#### [TASK OBJECTIVE]
Return all the entries exactly, keeping pictures out.

[Saved entries]
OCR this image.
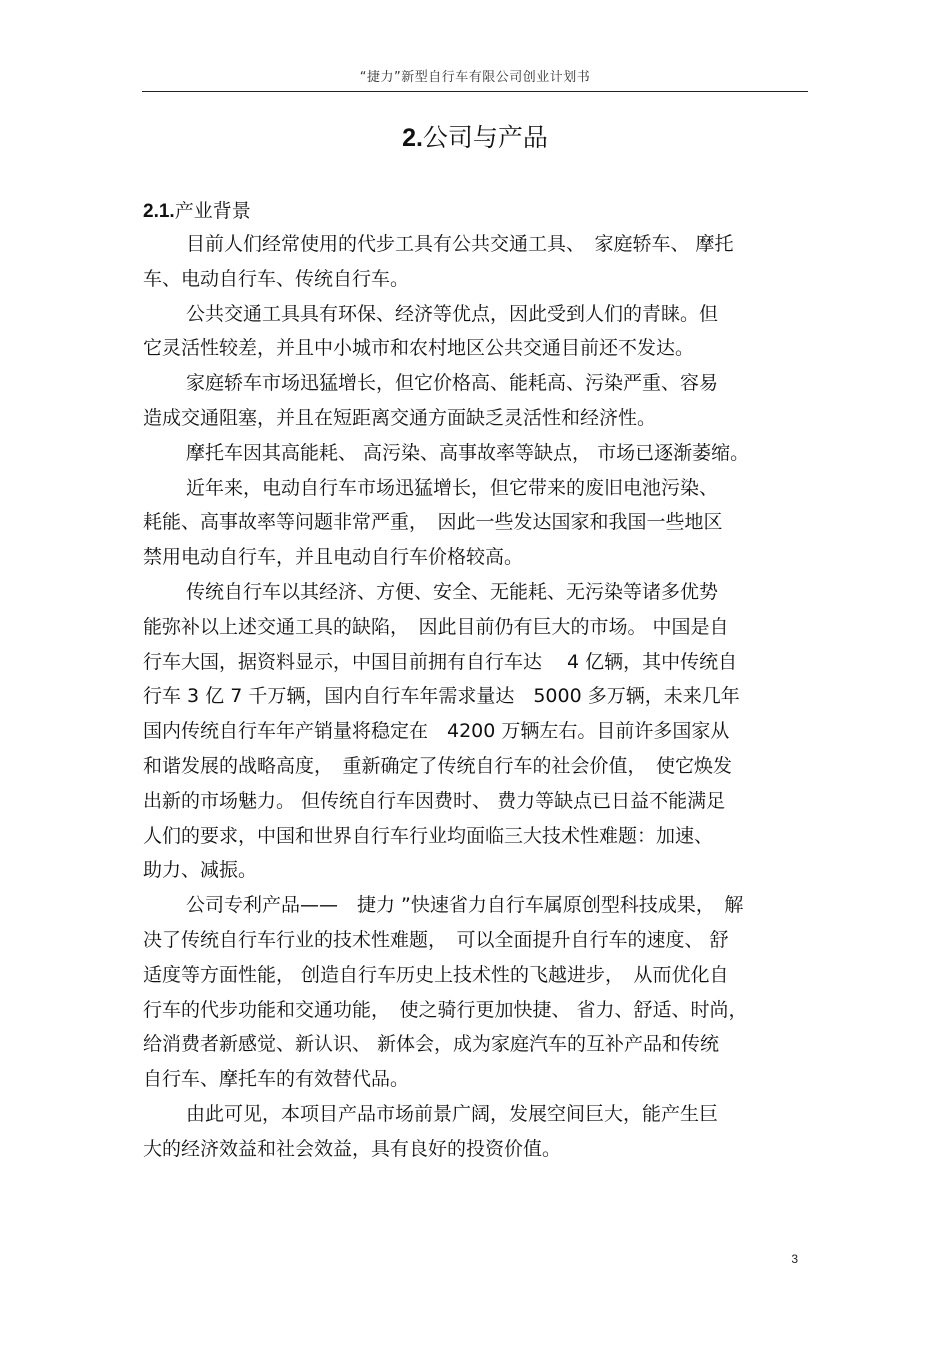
“捷力”新型自行车有限公司创业计划书
2.公司与产品
2.1.产业背景
目前人们经常使用的代步工具有公共交通工具、　家庭轿车、 摩托
车、电动自行车、传统自行车。
公共交通工具具有环保、经济等优点，因此受到人们的青睐。但
它灵活性较差，并且中小城市和农村地区公共交通目前还不发达。
家庭轿车市场迅猛增长，但它价格高、能耗高、污染严重、容易
造成交通阻塞，并且在短距离交通方面缺乏灵活性和经济性。
摩托车因其高能耗、 高污染、高事故率等缺点， 市场已逐渐萎缩。
近年来，电动自行车市场迅猛增长，但它带来的废旧电池污染、
耗能、高事故率等问题非常严重，　因此一些发达国家和我国一些地区
禁用电动自行车，并且电动自行车价格较高。
传统自行车以其经济、方便、安全、无能耗、无污染等诸多优势
能弥补以上述交通工具的缺陷，　因此目前仍有巨大的市场。 中国是自
行车大国，据资料显示，中国目前拥有自行车达　 4 亿辆，其中传统自
行车 3 亿 7 千万辆，国内自行车年需求量达　5000 多万辆，未来几年
国内传统自行车年产销量将稳定在　4200 万辆左右。目前许多国家从
和谐发展的战略高度，　重新确定了传统自行车的社会价值，　使它焕发
出新的市场魅力。 但传统自行车因费时、 费力等缺点已日益不能满足
人们的要求，中国和世界自行车行业均面临三大技术性难题：加速、
助力、减振。
公司专利产品——　捷力 ”快速省力自行车属原创型科技成果，　解
决了传统自行车行业的技术性难题，　可以全面提升自行车的速度、 舒
适度等方面性能， 创造自行车历史上技术性的飞越进步，　从而优化自
行车的代步功能和交通功能，　使之骑行更加快捷、 省力、舒适、时尚，
给消费者新感觉、新认识、 新体会，成为家庭汽车的互补产品和传统
自行车、摩托车的有效替代品。
由此可见，本项目产品市场前景广阔，发展空间巨大，能产生巨
大的经济效益和社会效益，具有良好的投资价值。
3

#### [FINAL RESULT]
OCR this image.
“捷力”新型自行车有限公司创业计划书
2.公司与产品
2.1.产业背景
目前人们经常使用的代步工具有公共交通工具、　家庭轿车、 摩托
车、电动自行车、传统自行车。
公共交通工具具有环保、经济等优点，因此受到人们的青睐。但
它灵活性较差，并且中小城市和农村地区公共交通目前还不发达。
家庭轿车市场迅猛增长，但它价格高、能耗高、污染严重、容易
造成交通阻塞，并且在短距离交通方面缺乏灵活性和经济性。
摩托车因其高能耗、 高污染、高事故率等缺点， 市场已逐渐萎缩。
近年来，电动自行车市场迅猛增长，但它带来的废旧电池污染、
耗能、高事故率等问题非常严重，　因此一些发达国家和我国一些地区
禁用电动自行车，并且电动自行车价格较高。
传统自行车以其经济、方便、安全、无能耗、无污染等诸多优势
能弥补以上述交通工具的缺陷，　因此目前仍有巨大的市场。 中国是自
行车大国，据资料显示，中国目前拥有自行车达　 4 亿辆，其中传统自
行车 3 亿 7 千万辆，国内自行车年需求量达　5000 多万辆，未来几年
国内传统自行车年产销量将稳定在　4200 万辆左右。目前许多国家从
和谐发展的战略高度，　重新确定了传统自行车的社会价值，　使它焕发
出新的市场魅力。 但传统自行车因费时、 费力等缺点已日益不能满足
人们的要求，中国和世界自行车行业均面临三大技术性难题：加速、
助力、减振。
公司专利产品——　捷力 ”快速省力自行车属原创型科技成果，　解
决了传统自行车行业的技术性难题，　可以全面提升自行车的速度、 舒
适度等方面性能， 创造自行车历史上技术性的飞越进步，　从而优化自
行车的代步功能和交通功能，　使之骑行更加快捷、 省力、舒适、时尚，
给消费者新感觉、新认识、 新体会，成为家庭汽车的互补产品和传统
自行车、摩托车的有效替代品。
由此可见，本项目产品市场前景广阔，发展空间巨大，能产生巨
大的经济效益和社会效益，具有良好的投资价值。
3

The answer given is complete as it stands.